_Instruction a_
In the patch text, how was the issue discovered?

** BEGIN Document text **

The unwanted loads are typically harmless. But, they might be made to
totally unrelated or even unmapped memory. load_unaligned_zeropad()
relies on exception fixup (#PF, #GP and now #VE) to recover from these
unwanted loads.

In TDX guests, the second page can be shared page and VMM may configure
it to trigger #VE.

Kernel assumes that #VE on a shared page is MMIO access and tries to
decode instruction to handle it. In case of load_unaligned_zeropad() it
may result in confusion as it is not MMIO access.

Fix it by detecting unaligned MMIO accesses (it includes page-crossings)
and fail them. load_unaligned_zeropad() will recover using exception
fixups.

The issue was discovered by analysis. It was not triggered during the
testing.

Signed-off-by: Kirill A. Shutemov <kirill.shutemov@linux.intel.com>
---
 arch/x86/coco/tdx/tdx.c | 11 +++++++++++
 1 file changed, 11 insertions(+)

diff --git a/arch/x86/coco/tdx/tdx.c b/arch/x86/coco/tdx/tdx.c
index 94e447e7f103..4e566ed67db8 100644
--- a/arch/x86/coco/tdx/tdx.c
+++ b/arch/x86/coco/tdx/tdx.c
@@ -331,6 +331,17 @@ static int handle_mmio(struct pt_regs *regs, struct ve_info *ve)
 			return -EINVAL;
 	}
 
+	/*
+	 * MMIO accesses suppose to be naturally aligned and therefore never
+	 * cross a page boundary. Seeing unaligned accesses indicates a bug or
+	 * load_unaligned_zeropad() that steps into unmapped shared page.
+	 *
+	 * In both cases fail the #VE handling. load_unaligned_zeropad() will
+	 * recover using exception fixups.
+	 */
+	if ((unsigned long)insn_get_addr_ref(&insn, regs) % size)

** END Document text **
** BEGIN Input for this task **

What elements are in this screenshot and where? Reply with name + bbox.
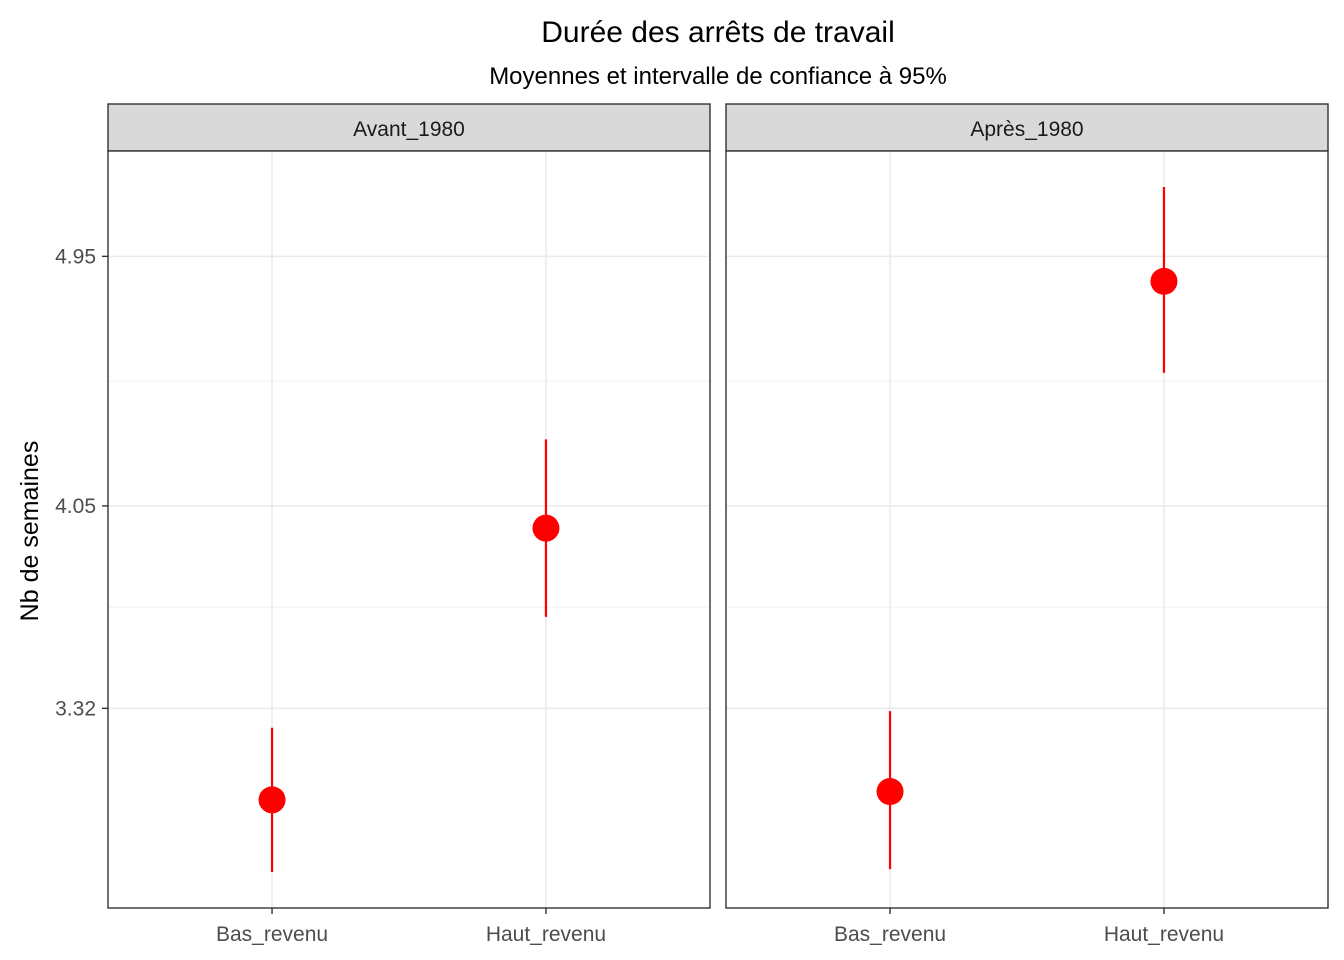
y-axis-title: Nb de semaines bbox=[16, 441, 44, 622]
facet-strip bbox=[725, 103, 1329, 152]
mean-point bbox=[876, 778, 904, 806]
y-tick-label: 4.05 bbox=[55, 495, 96, 518]
panel-background bbox=[108, 151, 710, 908]
facet-strip bbox=[107, 103, 711, 152]
mean-point bbox=[532, 514, 560, 542]
facet-strip-label: Après_1980 bbox=[970, 118, 1083, 141]
mean-point bbox=[1150, 267, 1178, 295]
chart-title: Durée des arrêts de travail bbox=[541, 16, 895, 49]
y-tick-label: 4.95 bbox=[55, 245, 96, 268]
mean-point bbox=[258, 786, 286, 814]
x-tick-label: Haut_revenu bbox=[486, 923, 606, 946]
chart-subtitle: Moyennes et intervalle de confiance à 95… bbox=[489, 63, 947, 90]
panel-border bbox=[725, 150, 1329, 909]
facet-strip-label: Avant_1980 bbox=[353, 118, 465, 141]
x-tick-label: Bas_revenu bbox=[216, 923, 328, 946]
x-tick-label: Haut_revenu bbox=[1104, 923, 1224, 946]
x-tick-label: Bas_revenu bbox=[834, 923, 946, 946]
panel-background bbox=[726, 151, 1328, 908]
y-tick-label: 3.32 bbox=[55, 697, 96, 720]
panels: Avant_1980 Bas_revenu Haut_revenu 3.32 4.05 4… bbox=[55, 103, 1329, 946]
panel-border bbox=[107, 150, 711, 909]
panel-2: Après_1980 Bas_revenu Haut_revenu bbox=[725, 103, 1329, 946]
panel-1: Avant_1980 Bas_revenu Haut_revenu 3.32 4.05 4… bbox=[55, 103, 711, 946]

** END Input for this task **

_Instruction b_
Rewrite the part of the rows above that opens with the line containing "y-axis-title: Nb de" and closes with the line containing "x-tick-label: Haut_revenu bbox=[486, 923, 606, 946]" as a Markdown table with columns Number and Line, leaving out blank lines.

_Output a_
It was discovered by analysis and was not triggered during testing.

_Output b_
| Number | Line |
|---|---|
| 1 | y-axis-title: Nb de semaines bbox=[16, 441, 44, 622] |
| 2 | facet-strip bbox=[725, 103, 1329, 152] |
| 3 | mean-point bbox=[876, 778, 904, 806] |
| 4 | y-tick-label: 4.05 bbox=[55, 495, 96, 518] |
| 5 | panel-background bbox=[108, 151, 710, 908] |
| 6 | facet-strip bbox=[107, 103, 711, 152] |
| 7 | mean-point bbox=[532, 514, 560, 542] |
| 8 | facet-strip-label: Après_1980 bbox=[970, 118, 1083, 141] |
| 9 | mean-point bbox=[1150, 267, 1178, 295] |
| 10 | chart-title: Durée des arrêts de travail bbox=[541, 16, 895, 49] |
| 11 | y-tick-label: 4.95 bbox=[55, 245, 96, 268] |
| 12 | mean-point bbox=[258, 786, 286, 814] |
| 13 | x-tick-label: Haut_revenu bbox=[486, 923, 606, 946] |